**Challenge:** Print the entries that appear below, exactly as written and without their pictures.

**Records for processing:**
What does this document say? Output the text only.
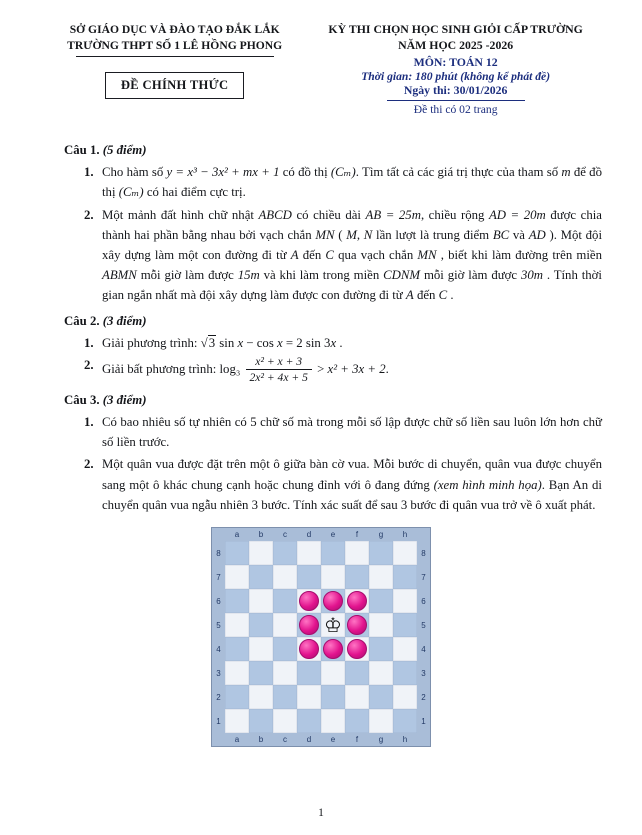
SỞ GIÁO DỤC VÀ ĐÀO TẠO ĐẮK LẮK
TRƯỜNG THPT SỐ 1 LÊ HỒNG PHONG
ĐỀ CHÍNH THỨC
KỲ THI CHỌN HỌC SINH GIỎI CẤP TRƯỜNG
NĂM HỌC 2025 -2026
MÔN: TOÁN 12
Thời gian: 180 phút (không kể phát đề)
Ngày thi: 30/01/2026
Đề thi có 02 trang
Câu 1. (5 điểm)
1. Cho hàm số y = x³ − 3x² + mx + 1 có đồ thị (Cₘ). Tìm tất cả các giá trị thực của tham số m để đồ thị (Cₘ) có hai điểm cực trị.
2. Một mảnh đất hình chữ nhật ABCD có chiều dài AB = 25m, chiều rộng AD = 20m được chia thành hai phần bằng nhau bởi vạch chắn MN ( M, N lần lượt là trung điểm BC và AD ). Một đội xây dựng làm một con đường đi từ A đến C qua vạch chắn MN , biết khi làm đường trên miền ABMN mỗi giờ làm được 15m và khi làm trong miền CDNM mỗi giờ làm được 30m . Tính thời gian ngắn nhất mà đội xây dựng làm được con đường đi từ A đến C .
Câu 2. (3 điểm)
1. Giải phương trình: √3 sin x − cos x = 2 sin 3x .
2. Giải bất phương trình: $\log_3 \frac{\text{x² + x + 3}}{\text{2x² + 4x + 5}} > x^2 + 3x + 2$.
Câu 3. (3 điểm)
1. Có bao nhiêu số tự nhiên có 5 chữ số mà trong mỗi số lập được chữ số liền sau luôn lớn hơn chữ số liền trước.
2. Một quân vua được đặt trên một ô giữa bàn cờ vua. Mỗi bước di chuyển, quân vua được chuyển sang một ô khác chung cạnh hoặc chung đỉnh với ô đang đứng (xem hình minh họa). Bạn An di chuyển quân vua ngẫu nhiên 3 bước. Tính xác suất để sau 3 bước đi quân vua trở về ô xuất phát.
a	b	c	d	e	f	g	h
8	8
7	7
6	6
5	♔	5
4	4
3	3
2	2
1	1
a	b	c	d	e	f	g	h
1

**Problem solution:**
What does this document say? Output the text only.
SỞ GIÁO DỤC VÀ ĐÀO TẠO ĐẮK LẮK
TRƯỜNG THPT SỐ 1 LÊ HỒNG PHONG
ĐỀ CHÍNH THỨC
KỲ THI CHỌN HỌC SINH GIỎI CẤP TRƯỜNG
NĂM HỌC 2025 -2026
MÔN: TOÁN 12
Thời gian: 180 phút (không kể phát đề)
Ngày thi: 30/01/2026
Đề thi có 02 trang
Câu 1. (5 điểm)
1. Cho hàm số y = x³ − 3x² + mx + 1 có đồ thị (Cₘ). Tìm tất cả các giá trị thực của tham số m để đồ thị (Cₘ) có hai điểm cực trị.
2. Một mảnh đất hình chữ nhật ABCD có chiều dài AB = 25m, chiều rộng AD = 20m được chia thành hai phần bằng nhau bởi vạch chắn MN ( M, N lần lượt là trung điểm BC và AD ). Một đội xây dựng làm một con đường đi từ A đến C qua vạch chắn MN , biết khi làm đường trên miền ABMN mỗi giờ làm được 15m và khi làm trong miền CDNM mỗi giờ làm được 30m . Tính thời gian ngắn nhất mà đội xây dựng làm được con đường đi từ A đến C .
Câu 2. (3 điểm)
1. Giải phương trình: √3 sin x − cos x = 2 sin 3x .
2. Giải bất phương trình: $\log_3 \frac{\text{x² + x + 3}}{\text{2x² + 4x + 5}} > x^2 + 3x + 2$.
Câu 3. (3 điểm)
1. Có bao nhiêu số tự nhiên có 5 chữ số mà trong mỗi số lập được chữ số liền sau luôn lớn hơn chữ số liền trước.
2. Một quân vua được đặt trên một ô giữa bàn cờ vua. Mỗi bước di chuyển, quân vua được chuyển sang một ô khác chung cạnh hoặc chung đỉnh với ô đang đứng (xem hình minh họa). Bạn An di chuyển quân vua ngẫu nhiên 3 bước. Tính xác suất để sau 3 bước đi quân vua trở về ô xuất phát.
a	b	c	d	e	f	g	h
8	8
7	7
6	6
5	♔	5
4	4
3	3
2	2
1	1
a	b	c	d	e	f	g	h
1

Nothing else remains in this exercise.